| What this task involves |
Using the data below, copy every line that contains the word "избирательных".

_ _ _ _ _

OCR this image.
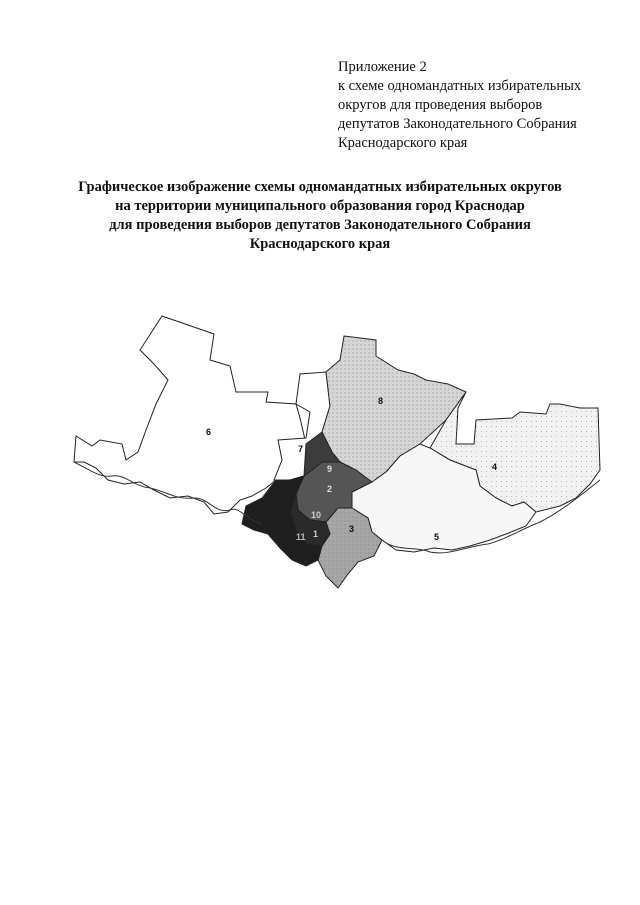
Приложение 2
к схеме одномандатных избирательных
округов для проведения выборов
депутатов Законодательного Собрания
Краснодарского края
Графическое изображение схемы одномандатных избирательных округов
на территории муниципального образования город Краснодар
для проведения выборов депутатов Законодательного Собрания
Краснодарского края
6
7
8
4
5
3
2
9
10
1
11
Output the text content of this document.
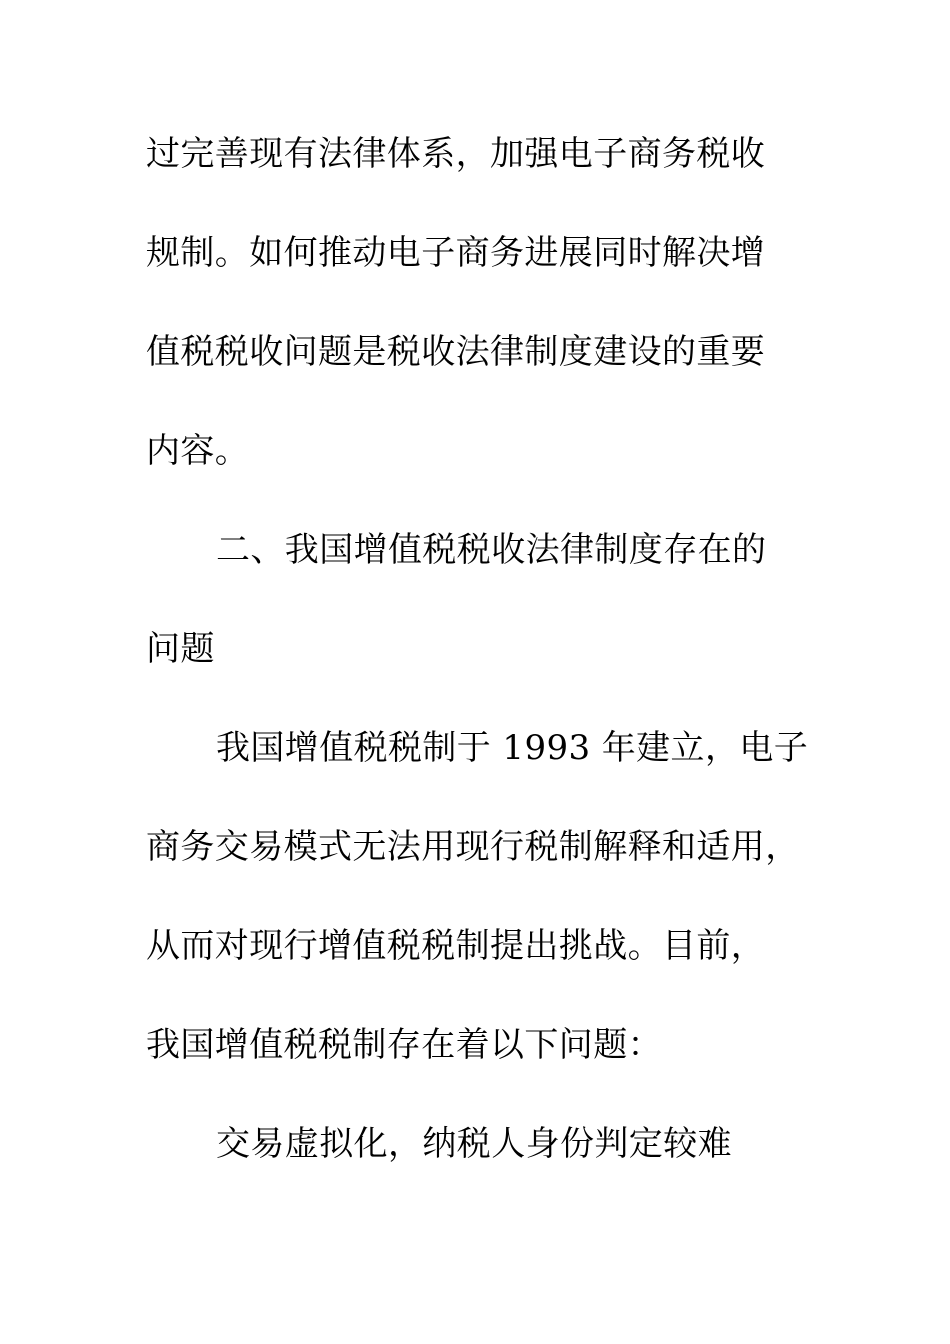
过完善现有法律体系，加强电子商务税收
规制。如何推动电子商务进展同时解决增
值税税收问题是税收法律制度建设的重要
内容。
二、我国增值税税收法律制度存在的
问题
我国增值税税制于 1993 年建立，电子
商务交易模式无法用现行税制解释和适用，
从而对现行增值税税制提出挑战。目前，
我国增值税税制存在着以下问题：
交易虚拟化，纳税人身份判定较难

_ _ _ _ _

| In response |
к схеме одномандатных избирательных
Графическое изображение схемы одномандатных избирательных округов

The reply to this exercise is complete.